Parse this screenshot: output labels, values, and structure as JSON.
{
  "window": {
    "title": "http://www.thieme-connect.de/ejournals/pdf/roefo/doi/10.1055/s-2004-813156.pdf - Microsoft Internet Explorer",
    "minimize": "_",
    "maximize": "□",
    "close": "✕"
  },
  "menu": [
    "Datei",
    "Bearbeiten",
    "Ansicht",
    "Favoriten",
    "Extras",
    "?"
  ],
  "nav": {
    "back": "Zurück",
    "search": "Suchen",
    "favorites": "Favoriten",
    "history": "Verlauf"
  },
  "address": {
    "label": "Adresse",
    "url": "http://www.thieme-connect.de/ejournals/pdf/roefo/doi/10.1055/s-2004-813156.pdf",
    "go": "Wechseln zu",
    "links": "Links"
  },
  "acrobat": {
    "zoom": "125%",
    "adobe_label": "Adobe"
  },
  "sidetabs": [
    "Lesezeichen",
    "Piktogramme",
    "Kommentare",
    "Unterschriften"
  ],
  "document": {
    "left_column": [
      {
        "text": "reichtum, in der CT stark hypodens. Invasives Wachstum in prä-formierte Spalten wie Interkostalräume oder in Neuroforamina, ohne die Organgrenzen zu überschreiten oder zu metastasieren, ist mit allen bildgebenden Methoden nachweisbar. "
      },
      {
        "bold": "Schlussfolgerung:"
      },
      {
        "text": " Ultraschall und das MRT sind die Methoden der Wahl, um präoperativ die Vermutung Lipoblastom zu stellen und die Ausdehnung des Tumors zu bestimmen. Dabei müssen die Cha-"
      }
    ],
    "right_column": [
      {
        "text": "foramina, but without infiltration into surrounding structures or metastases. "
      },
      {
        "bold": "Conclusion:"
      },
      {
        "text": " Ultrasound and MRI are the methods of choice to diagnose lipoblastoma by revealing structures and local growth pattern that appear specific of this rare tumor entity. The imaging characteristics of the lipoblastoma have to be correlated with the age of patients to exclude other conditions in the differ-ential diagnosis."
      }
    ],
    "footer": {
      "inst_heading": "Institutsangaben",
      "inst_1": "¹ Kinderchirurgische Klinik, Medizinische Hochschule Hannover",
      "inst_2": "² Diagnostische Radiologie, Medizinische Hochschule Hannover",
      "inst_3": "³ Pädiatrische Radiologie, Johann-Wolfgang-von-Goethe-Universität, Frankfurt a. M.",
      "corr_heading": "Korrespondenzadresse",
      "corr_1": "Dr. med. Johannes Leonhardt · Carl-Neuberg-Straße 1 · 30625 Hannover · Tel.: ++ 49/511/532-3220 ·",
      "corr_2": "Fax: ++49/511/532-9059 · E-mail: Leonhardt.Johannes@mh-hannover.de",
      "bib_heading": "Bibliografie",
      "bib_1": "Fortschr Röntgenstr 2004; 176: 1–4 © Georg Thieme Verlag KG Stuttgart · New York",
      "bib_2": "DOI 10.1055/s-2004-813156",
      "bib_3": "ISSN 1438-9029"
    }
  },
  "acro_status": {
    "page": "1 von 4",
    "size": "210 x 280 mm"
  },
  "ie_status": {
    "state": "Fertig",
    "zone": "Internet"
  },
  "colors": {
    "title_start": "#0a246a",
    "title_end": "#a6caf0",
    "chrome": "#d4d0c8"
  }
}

• **Required action**:
Please repeat the listing word for word.

• **Task result**:
Parse this screenshot: output labels, values, and structure as JSON.
{
  "window": {
    "title": "http://www.thieme-connect.de/ejournals/pdf/roefo/doi/10.1055/s-2004-813156.pdf - Microsoft Internet Explorer",
    "minimize": "_",
    "maximize": "□",
    "close": "✕"
  },
  "menu": [
    "Datei",
    "Bearbeiten",
    "Ansicht",
    "Favoriten",
    "Extras",
    "?"
  ],
  "nav": {
    "back": "Zurück",
    "search": "Suchen",
    "favorites": "Favoriten",
    "history": "Verlauf"
  },
  "address": {
    "label": "Adresse",
    "url": "http://www.thieme-connect.de/ejournals/pdf/roefo/doi/10.1055/s-2004-813156.pdf",
    "go": "Wechseln zu",
    "links": "Links"
  },
  "acrobat": {
    "zoom": "125%",
    "adobe_label": "Adobe"
  },
  "sidetabs": [
    "Lesezeichen",
    "Piktogramme",
    "Kommentare",
    "Unterschriften"
  ],
  "document": {
    "left_column": [
      {
        "text": "reichtum, in der CT stark hypodens. Invasives Wachstum in prä-formierte Spalten wie Interkostalräume oder in Neuroforamina, ohne die Organgrenzen zu überschreiten oder zu metastasieren, ist mit allen bildgebenden Methoden nachweisbar. "
      },
      {
        "bold": "Schlussfolgerung:"
      },
      {
        "text": " Ultraschall und das MRT sind die Methoden der Wahl, um präoperativ die Vermutung Lipoblastom zu stellen und die Ausdehnung des Tumors zu bestimmen. Dabei müssen die Cha-"
      }
    ],
    "right_column": [
      {
        "text": "foramina, but without infiltration into surrounding structures or metastases. "
      },
      {
        "bold": "Conclusion:"
      },
      {
        "text": " Ultrasound and MRI are the methods of choice to diagnose lipoblastoma by revealing structures and local growth pattern that appear specific of this rare tumor entity. The imaging characteristics of the lipoblastoma have to be correlated with the age of patients to exclude other conditions in the differ-ential diagnosis."
      }
    ],
    "footer": {
      "inst_heading": "Institutsangaben",
      "inst_1": "¹ Kinderchirurgische Klinik, Medizinische Hochschule Hannover",
      "inst_2": "² Diagnostische Radiologie, Medizinische Hochschule Hannover",
      "inst_3": "³ Pädiatrische Radiologie, Johann-Wolfgang-von-Goethe-Universität, Frankfurt a. M.",
      "corr_heading": "Korrespondenzadresse",
      "corr_1": "Dr. med. Johannes Leonhardt · Carl-Neuberg-Straße 1 · 30625 Hannover · Tel.: ++ 49/511/532-3220 ·",
      "corr_2": "Fax: ++49/511/532-9059 · E-mail: Leonhardt.Johannes@mh-hannover.de",
      "bib_heading": "Bibliografie",
      "bib_1": "Fortschr Röntgenstr 2004; 176: 1–4 © Georg Thieme Verlag KG Stuttgart · New York",
      "bib_2": "DOI 10.1055/s-2004-813156",
      "bib_3": "ISSN 1438-9029"
    }
  },
  "acro_status": {
    "page": "1 von 4",
    "size": "210 x 280 mm"
  },
  "ie_status": {
    "state": "Fertig",
    "zone": "Internet"
  },
  "colors": {
    "title_start": "#0a246a",
    "title_end": "#a6caf0",
    "chrome": "#d4d0c8"
  }
}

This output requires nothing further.